## What is being asked
Exactly reproduce all the records, keeping pictures out of the copy.

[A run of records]
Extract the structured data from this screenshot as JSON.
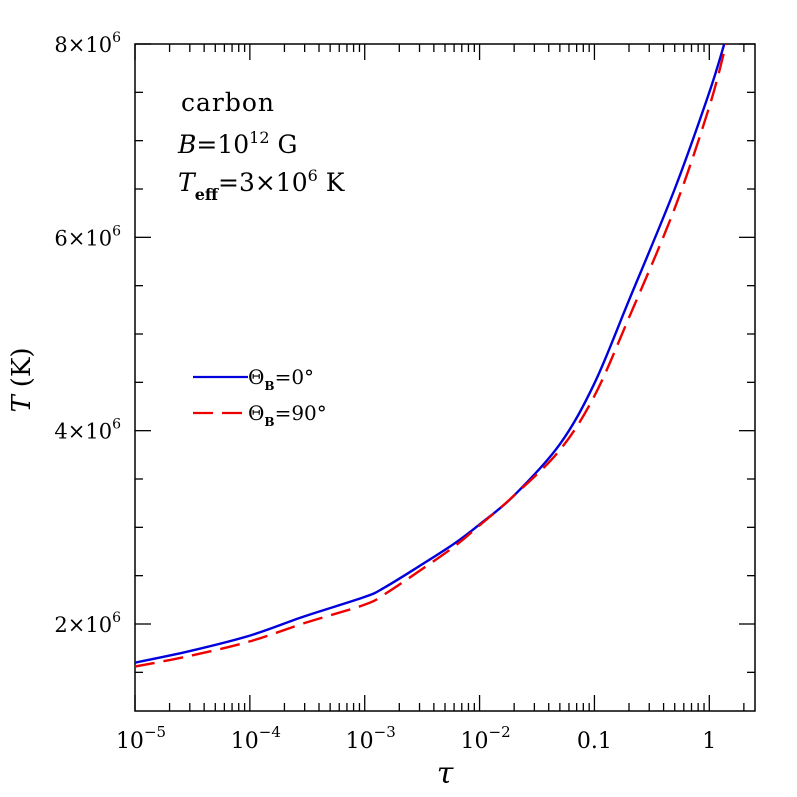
{
  "chart_data": {
    "type": "line",
    "xscale": "log",
    "xlim": [
      1e-05,
      2.5
    ],
    "ylim": [
      1100000,
      8000000
    ],
    "x_ticks": [
      {
        "value": 1e-05,
        "base": "10",
        "exp": "−5"
      },
      {
        "value": 0.0001,
        "base": "10",
        "exp": "−4"
      },
      {
        "value": 0.001,
        "base": "10",
        "exp": "−3"
      },
      {
        "value": 0.01,
        "base": "10",
        "exp": "−2"
      },
      {
        "value": 0.1,
        "base": "0.1",
        "exp": ""
      },
      {
        "value": 1,
        "base": "1",
        "exp": ""
      }
    ],
    "y_ticks": [
      {
        "value": 2000000,
        "mant": "2×10",
        "exp": "6"
      },
      {
        "value": 4000000,
        "mant": "4×10",
        "exp": "6"
      },
      {
        "value": 6000000,
        "mant": "6×10",
        "exp": "6"
      },
      {
        "value": 8000000,
        "mant": "8×10",
        "exp": "6"
      }
    ],
    "xlabel": "τ",
    "ylabel": {
      "var": "T",
      "unit": "(K)"
    },
    "annotation": {
      "line1": "carbon",
      "line2_var": "B",
      "line2_eq": "=10",
      "line2_exp": "12",
      "line2_unit": " G",
      "line3_var": "T",
      "line3_sub": "eff",
      "line3_eq": "=3×10",
      "line3_exp": "6",
      "line3_unit": " K"
    },
    "legend_position": "middle-left",
    "series": [
      {
        "legend_sym": "Θ",
        "legend_sub": "B",
        "legend_val": "=0°",
        "color": "#0000dd",
        "dash": "solid",
        "x": [
          1e-05,
          3e-05,
          0.0001,
          0.0003,
          0.001,
          0.0015,
          0.003,
          0.006,
          0.01,
          0.02,
          0.05,
          0.1,
          0.2,
          0.5,
          1.0,
          1.35
        ],
        "y": [
          1600000,
          1720000,
          1880000,
          2080000,
          2280000,
          2380000,
          2600000,
          2830000,
          3030000,
          3330000,
          3860000,
          4490000,
          5350000,
          6500000,
          7500000,
          8000000
        ]
      },
      {
        "legend_sym": "Θ",
        "legend_sub": "B",
        "legend_val": "=90°",
        "color": "#ee0000",
        "dash": "dashed",
        "x": [
          1e-05,
          3e-05,
          0.0001,
          0.0003,
          0.001,
          0.0015,
          0.003,
          0.006,
          0.01,
          0.02,
          0.05,
          0.1,
          0.2,
          0.5,
          1.0,
          1.4
        ],
        "y": [
          1560000,
          1670000,
          1820000,
          2010000,
          2200000,
          2310000,
          2550000,
          2800000,
          3020000,
          3330000,
          3800000,
          4360000,
          5170000,
          6300000,
          7350000,
          8000000
        ]
      }
    ]
  }
}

## Written answer
Extract the structured data from this screenshot as JSON.
{
  "chart_data": {
    "type": "line",
    "xscale": "log",
    "xlim": [
      1e-05,
      2.5
    ],
    "ylim": [
      1100000,
      8000000
    ],
    "x_ticks": [
      {
        "value": 1e-05,
        "base": "10",
        "exp": "−5"
      },
      {
        "value": 0.0001,
        "base": "10",
        "exp": "−4"
      },
      {
        "value": 0.001,
        "base": "10",
        "exp": "−3"
      },
      {
        "value": 0.01,
        "base": "10",
        "exp": "−2"
      },
      {
        "value": 0.1,
        "base": "0.1",
        "exp": ""
      },
      {
        "value": 1,
        "base": "1",
        "exp": ""
      }
    ],
    "y_ticks": [
      {
        "value": 2000000,
        "mant": "2×10",
        "exp": "6"
      },
      {
        "value": 4000000,
        "mant": "4×10",
        "exp": "6"
      },
      {
        "value": 6000000,
        "mant": "6×10",
        "exp": "6"
      },
      {
        "value": 8000000,
        "mant": "8×10",
        "exp": "6"
      }
    ],
    "xlabel": "τ",
    "ylabel": {
      "var": "T",
      "unit": "(K)"
    },
    "annotation": {
      "line1": "carbon",
      "line2_var": "B",
      "line2_eq": "=10",
      "line2_exp": "12",
      "line2_unit": " G",
      "line3_var": "T",
      "line3_sub": "eff",
      "line3_eq": "=3×10",
      "line3_exp": "6",
      "line3_unit": " K"
    },
    "legend_position": "middle-left",
    "series": [
      {
        "legend_sym": "Θ",
        "legend_sub": "B",
        "legend_val": "=0°",
        "color": "#0000dd",
        "dash": "solid",
        "x": [
          1e-05,
          3e-05,
          0.0001,
          0.0003,
          0.001,
          0.0015,
          0.003,
          0.006,
          0.01,
          0.02,
          0.05,
          0.1,
          0.2,
          0.5,
          1.0,
          1.35
        ],
        "y": [
          1600000,
          1720000,
          1880000,
          2080000,
          2280000,
          2380000,
          2600000,
          2830000,
          3030000,
          3330000,
          3860000,
          4490000,
          5350000,
          6500000,
          7500000,
          8000000
        ]
      },
      {
        "legend_sym": "Θ",
        "legend_sub": "B",
        "legend_val": "=90°",
        "color": "#ee0000",
        "dash": "dashed",
        "x": [
          1e-05,
          3e-05,
          0.0001,
          0.0003,
          0.001,
          0.0015,
          0.003,
          0.006,
          0.01,
          0.02,
          0.05,
          0.1,
          0.2,
          0.5,
          1.0,
          1.4
        ],
        "y": [
          1560000,
          1670000,
          1820000,
          2010000,
          2200000,
          2310000,
          2550000,
          2800000,
          3020000,
          3330000,
          3800000,
          4360000,
          5170000,
          6300000,
          7350000,
          8000000
        ]
      }
    ]
  }
}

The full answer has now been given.